## Material provided
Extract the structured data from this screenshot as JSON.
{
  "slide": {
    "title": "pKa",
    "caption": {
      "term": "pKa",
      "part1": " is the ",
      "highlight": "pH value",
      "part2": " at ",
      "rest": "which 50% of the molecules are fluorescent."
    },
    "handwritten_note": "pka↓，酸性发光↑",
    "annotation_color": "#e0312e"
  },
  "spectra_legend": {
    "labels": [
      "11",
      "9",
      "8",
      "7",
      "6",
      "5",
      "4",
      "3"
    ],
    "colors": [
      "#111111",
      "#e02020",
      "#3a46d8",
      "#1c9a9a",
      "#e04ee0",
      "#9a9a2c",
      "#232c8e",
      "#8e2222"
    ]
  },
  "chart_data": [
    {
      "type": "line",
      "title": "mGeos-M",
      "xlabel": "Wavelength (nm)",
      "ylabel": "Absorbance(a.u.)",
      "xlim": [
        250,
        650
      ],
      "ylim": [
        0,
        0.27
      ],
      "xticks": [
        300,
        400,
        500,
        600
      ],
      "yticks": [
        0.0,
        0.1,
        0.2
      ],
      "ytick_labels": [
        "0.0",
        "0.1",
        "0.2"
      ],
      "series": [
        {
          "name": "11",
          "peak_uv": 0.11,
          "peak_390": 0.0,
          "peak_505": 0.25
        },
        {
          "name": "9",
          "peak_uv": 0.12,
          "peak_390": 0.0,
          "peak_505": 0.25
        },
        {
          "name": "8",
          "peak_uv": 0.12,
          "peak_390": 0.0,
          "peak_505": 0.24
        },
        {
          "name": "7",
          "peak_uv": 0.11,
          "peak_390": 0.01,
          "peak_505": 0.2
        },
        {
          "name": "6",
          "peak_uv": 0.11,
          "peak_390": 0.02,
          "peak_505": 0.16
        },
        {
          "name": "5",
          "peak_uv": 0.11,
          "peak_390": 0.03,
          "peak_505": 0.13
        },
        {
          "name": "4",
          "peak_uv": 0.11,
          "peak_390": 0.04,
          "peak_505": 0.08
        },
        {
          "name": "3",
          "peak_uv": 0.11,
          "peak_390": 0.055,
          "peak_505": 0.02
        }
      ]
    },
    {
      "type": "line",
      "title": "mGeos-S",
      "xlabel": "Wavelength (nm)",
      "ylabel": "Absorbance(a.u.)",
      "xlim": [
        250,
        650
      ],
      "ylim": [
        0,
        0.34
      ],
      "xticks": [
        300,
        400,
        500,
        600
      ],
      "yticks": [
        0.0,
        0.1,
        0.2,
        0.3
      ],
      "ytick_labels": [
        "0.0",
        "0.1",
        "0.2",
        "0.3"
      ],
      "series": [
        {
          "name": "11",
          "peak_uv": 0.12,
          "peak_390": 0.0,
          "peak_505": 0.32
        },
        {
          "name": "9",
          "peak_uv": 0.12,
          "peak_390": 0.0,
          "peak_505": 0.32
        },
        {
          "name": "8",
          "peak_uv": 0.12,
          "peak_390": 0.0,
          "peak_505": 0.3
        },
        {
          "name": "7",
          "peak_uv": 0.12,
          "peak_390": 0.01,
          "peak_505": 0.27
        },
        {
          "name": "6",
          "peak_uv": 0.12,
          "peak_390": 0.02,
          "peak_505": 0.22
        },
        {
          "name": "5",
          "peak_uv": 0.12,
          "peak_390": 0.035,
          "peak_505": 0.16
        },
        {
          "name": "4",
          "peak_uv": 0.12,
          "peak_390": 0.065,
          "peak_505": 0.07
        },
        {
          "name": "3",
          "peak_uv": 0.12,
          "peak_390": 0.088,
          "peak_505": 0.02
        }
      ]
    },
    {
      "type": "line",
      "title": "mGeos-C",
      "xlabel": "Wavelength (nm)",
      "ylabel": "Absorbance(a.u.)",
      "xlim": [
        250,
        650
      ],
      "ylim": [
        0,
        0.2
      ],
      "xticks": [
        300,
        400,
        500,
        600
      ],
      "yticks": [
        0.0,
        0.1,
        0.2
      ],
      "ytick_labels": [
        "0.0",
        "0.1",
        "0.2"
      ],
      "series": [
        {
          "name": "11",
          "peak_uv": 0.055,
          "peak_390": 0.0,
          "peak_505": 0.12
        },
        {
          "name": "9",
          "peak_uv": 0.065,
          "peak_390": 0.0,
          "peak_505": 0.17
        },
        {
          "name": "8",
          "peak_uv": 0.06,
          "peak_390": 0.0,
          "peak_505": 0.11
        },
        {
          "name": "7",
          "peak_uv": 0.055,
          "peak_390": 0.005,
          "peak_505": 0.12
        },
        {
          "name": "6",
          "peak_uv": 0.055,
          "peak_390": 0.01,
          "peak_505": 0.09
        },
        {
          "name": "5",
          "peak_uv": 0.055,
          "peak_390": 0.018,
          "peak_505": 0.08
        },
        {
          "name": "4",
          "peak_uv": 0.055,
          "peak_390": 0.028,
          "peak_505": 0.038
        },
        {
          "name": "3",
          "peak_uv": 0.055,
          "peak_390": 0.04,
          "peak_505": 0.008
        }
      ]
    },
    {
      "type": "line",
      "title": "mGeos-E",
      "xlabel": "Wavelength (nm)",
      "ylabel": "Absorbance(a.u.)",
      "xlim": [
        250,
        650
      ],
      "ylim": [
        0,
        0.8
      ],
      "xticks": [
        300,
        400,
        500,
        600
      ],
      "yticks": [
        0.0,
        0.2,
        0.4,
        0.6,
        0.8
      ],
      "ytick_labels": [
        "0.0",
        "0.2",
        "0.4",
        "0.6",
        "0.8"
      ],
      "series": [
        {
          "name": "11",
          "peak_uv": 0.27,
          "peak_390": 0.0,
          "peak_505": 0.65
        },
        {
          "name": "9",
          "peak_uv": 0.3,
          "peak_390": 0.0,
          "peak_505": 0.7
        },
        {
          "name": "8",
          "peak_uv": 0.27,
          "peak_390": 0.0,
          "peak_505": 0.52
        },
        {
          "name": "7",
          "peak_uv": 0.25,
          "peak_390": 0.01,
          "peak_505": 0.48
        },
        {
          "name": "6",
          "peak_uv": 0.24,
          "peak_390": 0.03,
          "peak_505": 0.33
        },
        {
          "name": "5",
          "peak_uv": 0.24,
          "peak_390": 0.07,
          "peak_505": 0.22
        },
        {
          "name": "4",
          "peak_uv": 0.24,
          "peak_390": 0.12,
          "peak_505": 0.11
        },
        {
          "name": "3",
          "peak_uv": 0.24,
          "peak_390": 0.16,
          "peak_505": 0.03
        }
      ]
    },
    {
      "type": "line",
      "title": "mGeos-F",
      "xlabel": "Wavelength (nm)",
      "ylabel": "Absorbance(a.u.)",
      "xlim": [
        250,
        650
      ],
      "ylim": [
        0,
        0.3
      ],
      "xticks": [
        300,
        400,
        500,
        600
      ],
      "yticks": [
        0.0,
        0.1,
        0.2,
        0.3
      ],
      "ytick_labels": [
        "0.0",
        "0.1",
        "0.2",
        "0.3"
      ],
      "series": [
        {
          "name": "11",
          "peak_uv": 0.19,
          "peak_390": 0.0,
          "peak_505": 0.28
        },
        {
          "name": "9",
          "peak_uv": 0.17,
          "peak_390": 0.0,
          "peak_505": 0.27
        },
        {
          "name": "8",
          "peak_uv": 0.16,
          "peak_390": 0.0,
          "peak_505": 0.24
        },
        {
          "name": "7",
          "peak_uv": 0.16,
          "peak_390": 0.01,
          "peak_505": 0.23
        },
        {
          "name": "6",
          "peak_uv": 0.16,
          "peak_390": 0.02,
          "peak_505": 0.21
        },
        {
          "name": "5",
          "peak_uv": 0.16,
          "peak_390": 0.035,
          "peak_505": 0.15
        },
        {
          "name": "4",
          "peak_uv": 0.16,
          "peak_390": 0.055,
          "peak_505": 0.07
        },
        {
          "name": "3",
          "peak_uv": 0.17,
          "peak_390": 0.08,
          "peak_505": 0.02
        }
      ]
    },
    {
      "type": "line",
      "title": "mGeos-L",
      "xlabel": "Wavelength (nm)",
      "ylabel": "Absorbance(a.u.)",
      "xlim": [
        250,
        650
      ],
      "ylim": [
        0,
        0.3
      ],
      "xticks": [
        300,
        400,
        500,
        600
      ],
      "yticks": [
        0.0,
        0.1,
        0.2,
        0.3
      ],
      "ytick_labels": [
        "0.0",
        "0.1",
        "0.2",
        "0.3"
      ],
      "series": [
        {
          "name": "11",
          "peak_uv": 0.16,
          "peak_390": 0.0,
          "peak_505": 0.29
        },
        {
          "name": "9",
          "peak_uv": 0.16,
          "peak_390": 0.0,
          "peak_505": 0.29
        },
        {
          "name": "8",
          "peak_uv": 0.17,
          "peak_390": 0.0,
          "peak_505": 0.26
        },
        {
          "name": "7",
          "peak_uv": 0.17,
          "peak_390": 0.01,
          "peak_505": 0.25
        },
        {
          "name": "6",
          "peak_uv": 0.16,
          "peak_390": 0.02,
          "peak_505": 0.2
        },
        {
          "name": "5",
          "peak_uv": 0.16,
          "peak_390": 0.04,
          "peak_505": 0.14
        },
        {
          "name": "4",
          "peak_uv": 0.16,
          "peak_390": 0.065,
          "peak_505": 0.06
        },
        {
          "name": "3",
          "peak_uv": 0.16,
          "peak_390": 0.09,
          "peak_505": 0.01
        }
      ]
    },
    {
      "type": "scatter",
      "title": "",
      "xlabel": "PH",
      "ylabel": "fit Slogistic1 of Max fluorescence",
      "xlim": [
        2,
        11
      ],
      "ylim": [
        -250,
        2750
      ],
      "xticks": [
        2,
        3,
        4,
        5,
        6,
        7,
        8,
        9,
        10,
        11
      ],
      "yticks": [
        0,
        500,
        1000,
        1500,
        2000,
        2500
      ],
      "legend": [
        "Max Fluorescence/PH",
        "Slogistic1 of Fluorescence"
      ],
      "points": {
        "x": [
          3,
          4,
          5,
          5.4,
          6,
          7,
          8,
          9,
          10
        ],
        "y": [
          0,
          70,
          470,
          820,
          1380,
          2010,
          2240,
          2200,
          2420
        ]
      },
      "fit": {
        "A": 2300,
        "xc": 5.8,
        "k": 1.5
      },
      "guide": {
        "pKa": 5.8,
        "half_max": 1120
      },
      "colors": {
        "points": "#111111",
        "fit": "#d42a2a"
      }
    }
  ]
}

## Stated exercise
Make a list of all lines in the data that contain "title".

## Solution
    "title": "pKa",
      "title": "mGeos-M",
      "title": "mGeos-S",
      "title": "mGeos-C",
      "title": "mGeos-E",
      "title": "mGeos-F",
      "title": "mGeos-L",
      "title": "",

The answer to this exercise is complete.